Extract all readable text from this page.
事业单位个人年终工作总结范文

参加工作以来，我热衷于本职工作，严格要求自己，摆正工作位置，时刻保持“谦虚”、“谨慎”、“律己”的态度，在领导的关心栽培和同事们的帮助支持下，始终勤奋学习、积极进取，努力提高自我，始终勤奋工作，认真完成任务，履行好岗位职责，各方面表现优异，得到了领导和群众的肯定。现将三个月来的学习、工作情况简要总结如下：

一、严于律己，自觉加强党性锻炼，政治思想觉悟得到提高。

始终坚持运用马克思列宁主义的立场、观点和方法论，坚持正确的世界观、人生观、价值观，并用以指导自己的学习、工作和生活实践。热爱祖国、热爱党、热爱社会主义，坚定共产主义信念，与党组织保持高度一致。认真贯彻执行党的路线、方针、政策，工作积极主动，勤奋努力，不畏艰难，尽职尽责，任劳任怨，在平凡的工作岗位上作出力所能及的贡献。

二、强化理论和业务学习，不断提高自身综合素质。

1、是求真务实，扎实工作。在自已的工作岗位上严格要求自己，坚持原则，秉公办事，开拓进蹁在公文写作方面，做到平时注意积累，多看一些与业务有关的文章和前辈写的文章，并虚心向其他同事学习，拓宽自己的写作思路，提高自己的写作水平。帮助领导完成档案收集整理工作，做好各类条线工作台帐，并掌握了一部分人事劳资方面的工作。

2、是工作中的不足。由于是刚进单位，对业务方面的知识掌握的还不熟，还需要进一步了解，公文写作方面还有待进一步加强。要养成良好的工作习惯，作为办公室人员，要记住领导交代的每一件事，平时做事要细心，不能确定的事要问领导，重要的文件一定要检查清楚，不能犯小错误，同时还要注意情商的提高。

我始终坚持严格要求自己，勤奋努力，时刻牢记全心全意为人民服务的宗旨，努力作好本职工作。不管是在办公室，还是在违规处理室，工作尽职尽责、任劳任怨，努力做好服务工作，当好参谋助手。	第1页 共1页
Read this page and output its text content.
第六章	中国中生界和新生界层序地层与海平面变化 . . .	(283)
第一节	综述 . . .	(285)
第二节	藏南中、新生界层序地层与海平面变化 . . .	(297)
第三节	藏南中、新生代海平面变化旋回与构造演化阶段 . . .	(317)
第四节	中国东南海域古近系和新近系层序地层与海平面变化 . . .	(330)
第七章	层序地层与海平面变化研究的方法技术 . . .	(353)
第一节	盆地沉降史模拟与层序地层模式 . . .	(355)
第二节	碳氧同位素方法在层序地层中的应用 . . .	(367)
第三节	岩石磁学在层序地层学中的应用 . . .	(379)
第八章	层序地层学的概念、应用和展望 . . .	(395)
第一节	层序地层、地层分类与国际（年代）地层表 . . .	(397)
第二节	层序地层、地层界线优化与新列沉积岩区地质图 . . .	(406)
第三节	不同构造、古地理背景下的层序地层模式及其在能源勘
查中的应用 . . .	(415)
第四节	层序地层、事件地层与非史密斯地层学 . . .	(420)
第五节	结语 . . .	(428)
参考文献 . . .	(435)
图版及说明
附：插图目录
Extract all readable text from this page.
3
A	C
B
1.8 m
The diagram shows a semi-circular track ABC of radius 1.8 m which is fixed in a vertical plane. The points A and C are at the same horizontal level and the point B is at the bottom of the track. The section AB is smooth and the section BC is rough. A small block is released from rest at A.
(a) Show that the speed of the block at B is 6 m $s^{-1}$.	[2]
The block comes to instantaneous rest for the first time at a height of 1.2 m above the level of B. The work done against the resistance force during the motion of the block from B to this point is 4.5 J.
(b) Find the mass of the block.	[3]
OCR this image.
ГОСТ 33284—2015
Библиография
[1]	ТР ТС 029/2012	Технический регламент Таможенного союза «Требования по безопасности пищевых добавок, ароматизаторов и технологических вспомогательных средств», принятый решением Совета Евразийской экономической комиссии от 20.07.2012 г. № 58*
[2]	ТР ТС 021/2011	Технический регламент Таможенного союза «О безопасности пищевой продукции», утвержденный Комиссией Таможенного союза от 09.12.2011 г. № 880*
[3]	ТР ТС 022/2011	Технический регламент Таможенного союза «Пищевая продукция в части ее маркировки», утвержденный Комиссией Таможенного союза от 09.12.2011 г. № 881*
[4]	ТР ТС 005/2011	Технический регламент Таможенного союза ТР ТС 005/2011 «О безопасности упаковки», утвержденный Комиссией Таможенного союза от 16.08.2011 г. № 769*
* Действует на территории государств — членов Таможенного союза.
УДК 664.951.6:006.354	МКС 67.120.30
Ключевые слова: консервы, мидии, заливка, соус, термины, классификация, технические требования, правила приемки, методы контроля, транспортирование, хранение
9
# # #
#### Short problem:
In full and verbatim, repeat the records given above.

#### Task solution:
Extract all readable text from this page.
事业单位个人年终工作总结范文

参加工作以来，我热衷于本职工作，严格要求自己，摆正工作位置，时刻保持“谦虚”、“谨慎”、“律己”的态度，在领导的关心栽培和同事们的帮助支持下，始终勤奋学习、积极进取，努力提高自我，始终勤奋工作，认真完成任务，履行好岗位职责，各方面表现优异，得到了领导和群众的肯定。现将三个月来的学习、工作情况简要总结如下：

一、严于律己，自觉加强党性锻炼，政治思想觉悟得到提高。

始终坚持运用马克思列宁主义的立场、观点和方法论，坚持正确的世界观、人生观、价值观，并用以指导自己的学习、工作和生活实践。热爱祖国、热爱党、热爱社会主义，坚定共产主义信念，与党组织保持高度一致。认真贯彻执行党的路线、方针、政策，工作积极主动，勤奋努力，不畏艰难，尽职尽责，任劳任怨，在平凡的工作岗位上作出力所能及的贡献。

二、强化理论和业务学习，不断提高自身综合素质。

1、是求真务实，扎实工作。在自已的工作岗位上严格要求自己，坚持原则，秉公办事，开拓进蹁在公文写作方面，做到平时注意积累，多看一些与业务有关的文章和前辈写的文章，并虚心向其他同事学习，拓宽自己的写作思路，提高自己的写作水平。帮助领导完成档案收集整理工作，做好各类条线工作台帐，并掌握了一部分人事劳资方面的工作。

2、是工作中的不足。由于是刚进单位，对业务方面的知识掌握的还不熟，还需要进一步了解，公文写作方面还有待进一步加强。要养成良好的工作习惯，作为办公室人员，要记住领导交代的每一件事，平时做事要细心，不能确定的事要问领导，重要的文件一定要检查清楚，不能犯小错误，同时还要注意情商的提高。

我始终坚持严格要求自己，勤奋努力，时刻牢记全心全意为人民服务的宗旨，努力作好本职工作。不管是在办公室，还是在违规处理室，工作尽职尽责、任劳任怨，努力做好服务工作，当好参谋助手。	第1页 共1页
Read this page and output its text content.
第六章	中国中生界和新生界层序地层与海平面变化 . . .	(283)
第一节	综述 . . .	(285)
第二节	藏南中、新生界层序地层与海平面变化 . . .	(297)
第三节	藏南中、新生代海平面变化旋回与构造演化阶段 . . .	(317)
第四节	中国东南海域古近系和新近系层序地层与海平面变化 . . .	(330)
第七章	层序地层与海平面变化研究的方法技术 . . .	(353)
第一节	盆地沉降史模拟与层序地层模式 . . .	(355)
第二节	碳氧同位素方法在层序地层中的应用 . . .	(367)
第三节	岩石磁学在层序地层学中的应用 . . .	(379)
第八章	层序地层学的概念、应用和展望 . . .	(395)
第一节	层序地层、地层分类与国际（年代）地层表 . . .	(397)
第二节	层序地层、地层界线优化与新列沉积岩区地质图 . . .	(406)
第三节	不同构造、古地理背景下的层序地层模式及其在能源勘
查中的应用 . . .	(415)
第四节	层序地层、事件地层与非史密斯地层学 . . .	(420)
第五节	结语 . . .	(428)
参考文献 . . .	(435)
图版及说明
附：插图目录
Extract all readable text from this page.
3
A	C
B
1.8 m
The diagram shows a semi-circular track ABC of radius 1.8 m which is fixed in a vertical plane. The points A and C are at the same horizontal level and the point B is at the bottom of the track. The section AB is smooth and the section BC is rough. A small block is released from rest at A.
(a) Show that the speed of the block at B is 6 m $s^{-1}$.	[2]
The block comes to instantaneous rest for the first time at a height of 1.2 m above the level of B. The work done against the resistance force during the motion of the block from B to this point is 4.5 J.
(b) Find the mass of the block.	[3]
OCR this image.
ГОСТ 33284—2015
Библиография
[1]	ТР ТС 029/2012	Технический регламент Таможенного союза «Требования по безопасности пищевых добавок, ароматизаторов и технологических вспомогательных средств», принятый решением Совета Евразийской экономической комиссии от 20.07.2012 г. № 58*
[2]	ТР ТС 021/2011	Технический регламент Таможенного союза «О безопасности пищевой продукции», утвержденный Комиссией Таможенного союза от 09.12.2011 г. № 880*
[3]	ТР ТС 022/2011	Технический регламент Таможенного союза «Пищевая продукция в части ее маркировки», утвержденный Комиссией Таможенного союза от 09.12.2011 г. № 881*
[4]	ТР ТС 005/2011	Технический регламент Таможенного союза ТР ТС 005/2011 «О безопасности упаковки», утвержденный Комиссией Таможенного союза от 16.08.2011 г. № 769*
* Действует на территории государств — членов Таможенного союза.
УДК 664.951.6:006.354	МКС 67.120.30
Ключевые слова: консервы, мидии, заливка, соус, термины, классификация, технические требования, правила приемки, методы контроля, транспортирование, хранение
9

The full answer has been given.